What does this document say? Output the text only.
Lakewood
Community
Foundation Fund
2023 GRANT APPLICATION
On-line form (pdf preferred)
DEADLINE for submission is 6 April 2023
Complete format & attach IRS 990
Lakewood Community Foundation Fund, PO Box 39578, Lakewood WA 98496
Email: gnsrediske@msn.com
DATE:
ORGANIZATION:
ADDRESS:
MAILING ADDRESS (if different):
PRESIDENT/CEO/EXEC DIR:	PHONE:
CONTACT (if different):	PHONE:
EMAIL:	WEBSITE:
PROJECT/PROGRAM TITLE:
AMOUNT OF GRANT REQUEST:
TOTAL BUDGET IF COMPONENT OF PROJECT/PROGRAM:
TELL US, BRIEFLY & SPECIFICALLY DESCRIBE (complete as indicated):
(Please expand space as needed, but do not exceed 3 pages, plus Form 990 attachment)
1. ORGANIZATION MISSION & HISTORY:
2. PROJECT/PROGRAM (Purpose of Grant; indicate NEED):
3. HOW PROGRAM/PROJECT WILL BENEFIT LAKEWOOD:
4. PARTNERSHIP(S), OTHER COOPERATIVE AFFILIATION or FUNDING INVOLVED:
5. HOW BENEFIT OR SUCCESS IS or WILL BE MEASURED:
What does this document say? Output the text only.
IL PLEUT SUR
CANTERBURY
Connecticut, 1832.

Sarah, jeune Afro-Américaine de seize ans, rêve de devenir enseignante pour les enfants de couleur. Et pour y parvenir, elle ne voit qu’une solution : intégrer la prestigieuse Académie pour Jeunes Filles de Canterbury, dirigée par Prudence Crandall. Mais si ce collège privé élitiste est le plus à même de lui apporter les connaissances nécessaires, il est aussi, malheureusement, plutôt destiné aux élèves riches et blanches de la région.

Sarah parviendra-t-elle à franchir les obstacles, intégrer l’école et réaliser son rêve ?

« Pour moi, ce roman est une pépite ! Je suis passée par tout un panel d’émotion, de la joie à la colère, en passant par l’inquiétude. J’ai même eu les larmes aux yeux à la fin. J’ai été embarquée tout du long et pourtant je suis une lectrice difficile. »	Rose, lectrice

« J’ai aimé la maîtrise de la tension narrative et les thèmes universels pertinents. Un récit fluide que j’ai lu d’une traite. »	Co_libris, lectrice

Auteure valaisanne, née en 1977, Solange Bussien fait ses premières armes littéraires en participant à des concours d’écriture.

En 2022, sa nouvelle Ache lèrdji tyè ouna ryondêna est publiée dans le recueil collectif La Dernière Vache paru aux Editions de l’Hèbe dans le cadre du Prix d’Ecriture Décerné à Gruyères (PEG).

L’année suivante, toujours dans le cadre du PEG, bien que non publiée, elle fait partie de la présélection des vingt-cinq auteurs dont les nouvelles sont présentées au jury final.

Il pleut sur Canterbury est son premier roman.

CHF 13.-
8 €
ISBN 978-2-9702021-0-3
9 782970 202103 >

## Work to be completed
Look through the entries above; copy each line where the string "BENEFIT" appears.

## The reply
3. HOW PROGRAM/PROJECT WILL BENEFIT LAKEWOOD:
5. HOW BENEFIT OR SUCCESS IS or WILL BE MEASURED:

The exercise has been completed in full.